A few entries.

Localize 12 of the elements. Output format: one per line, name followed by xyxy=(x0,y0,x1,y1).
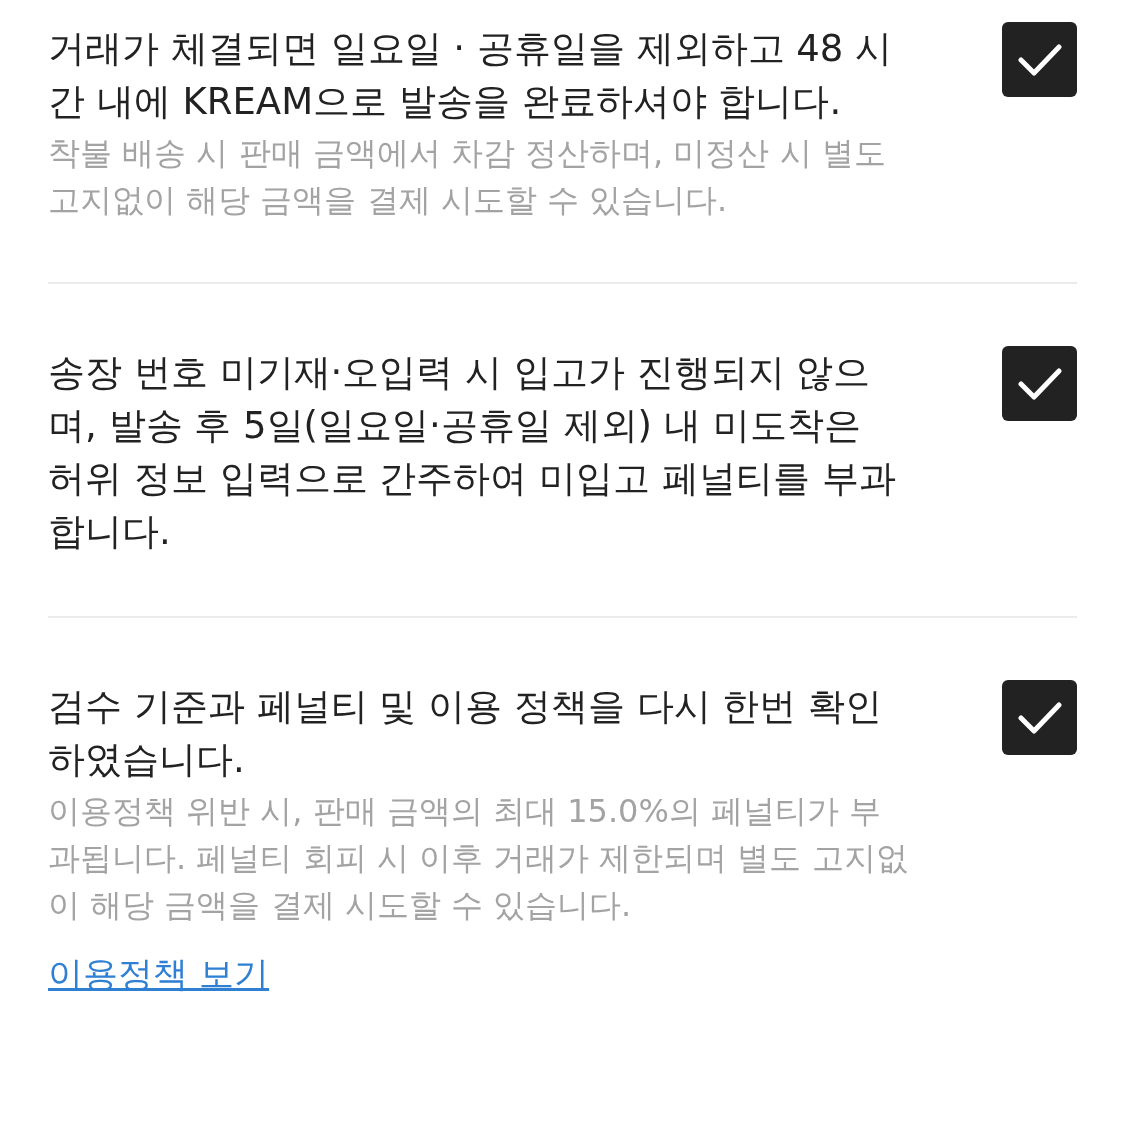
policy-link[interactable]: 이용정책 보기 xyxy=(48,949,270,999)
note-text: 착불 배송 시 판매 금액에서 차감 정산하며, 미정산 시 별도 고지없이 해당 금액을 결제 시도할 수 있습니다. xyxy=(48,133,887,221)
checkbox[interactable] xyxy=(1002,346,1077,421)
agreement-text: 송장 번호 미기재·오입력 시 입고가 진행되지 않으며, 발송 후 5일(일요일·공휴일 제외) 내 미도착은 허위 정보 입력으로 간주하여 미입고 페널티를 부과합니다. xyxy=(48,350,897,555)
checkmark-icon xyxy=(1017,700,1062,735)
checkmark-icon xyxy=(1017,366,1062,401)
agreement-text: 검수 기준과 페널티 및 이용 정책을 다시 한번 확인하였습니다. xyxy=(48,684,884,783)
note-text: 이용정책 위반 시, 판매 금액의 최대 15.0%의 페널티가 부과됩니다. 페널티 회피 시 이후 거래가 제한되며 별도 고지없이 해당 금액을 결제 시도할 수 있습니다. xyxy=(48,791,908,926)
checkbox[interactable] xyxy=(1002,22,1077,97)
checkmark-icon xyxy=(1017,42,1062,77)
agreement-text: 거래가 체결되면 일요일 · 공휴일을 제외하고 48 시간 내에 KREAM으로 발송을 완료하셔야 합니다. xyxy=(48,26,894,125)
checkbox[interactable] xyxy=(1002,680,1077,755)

To do. Could you return, unchanged, every line from the one containing "policy-link[interactable]: 이용정책 보기" through the last line of the entries, including both?

The solution.
policy-link[interactable]: 이용정책 보기 xyxy=(48,949,270,999)
note-text: 착불 배송 시 판매 금액에서 차감 정산하며, 미정산 시 별도 고지없이 해당 금액을 결제 시도할 수 있습니다. xyxy=(48,133,887,221)
checkbox[interactable] xyxy=(1002,346,1077,421)
agreement-text: 송장 번호 미기재·오입력 시 입고가 진행되지 않으며, 발송 후 5일(일요일·공휴일 제외) 내 미도착은 허위 정보 입력으로 간주하여 미입고 페널티를 부과합니다. xyxy=(48,350,897,555)
checkmark-icon xyxy=(1017,700,1062,735)
checkmark-icon xyxy=(1017,366,1062,401)
agreement-text: 검수 기준과 페널티 및 이용 정책을 다시 한번 확인하였습니다. xyxy=(48,684,884,783)
note-text: 이용정책 위반 시, 판매 금액의 최대 15.0%의 페널티가 부과됩니다. 페널티 회피 시 이후 거래가 제한되며 별도 고지없이 해당 금액을 결제 시도할 수 있습니다. xyxy=(48,791,908,926)
checkbox[interactable] xyxy=(1002,22,1077,97)
checkmark-icon xyxy=(1017,42,1062,77)
agreement-text: 거래가 체결되면 일요일 · 공휴일을 제외하고 48 시간 내에 KREAM으로 발송을 완료하셔야 합니다. xyxy=(48,26,894,125)
checkbox[interactable] xyxy=(1002,680,1077,755)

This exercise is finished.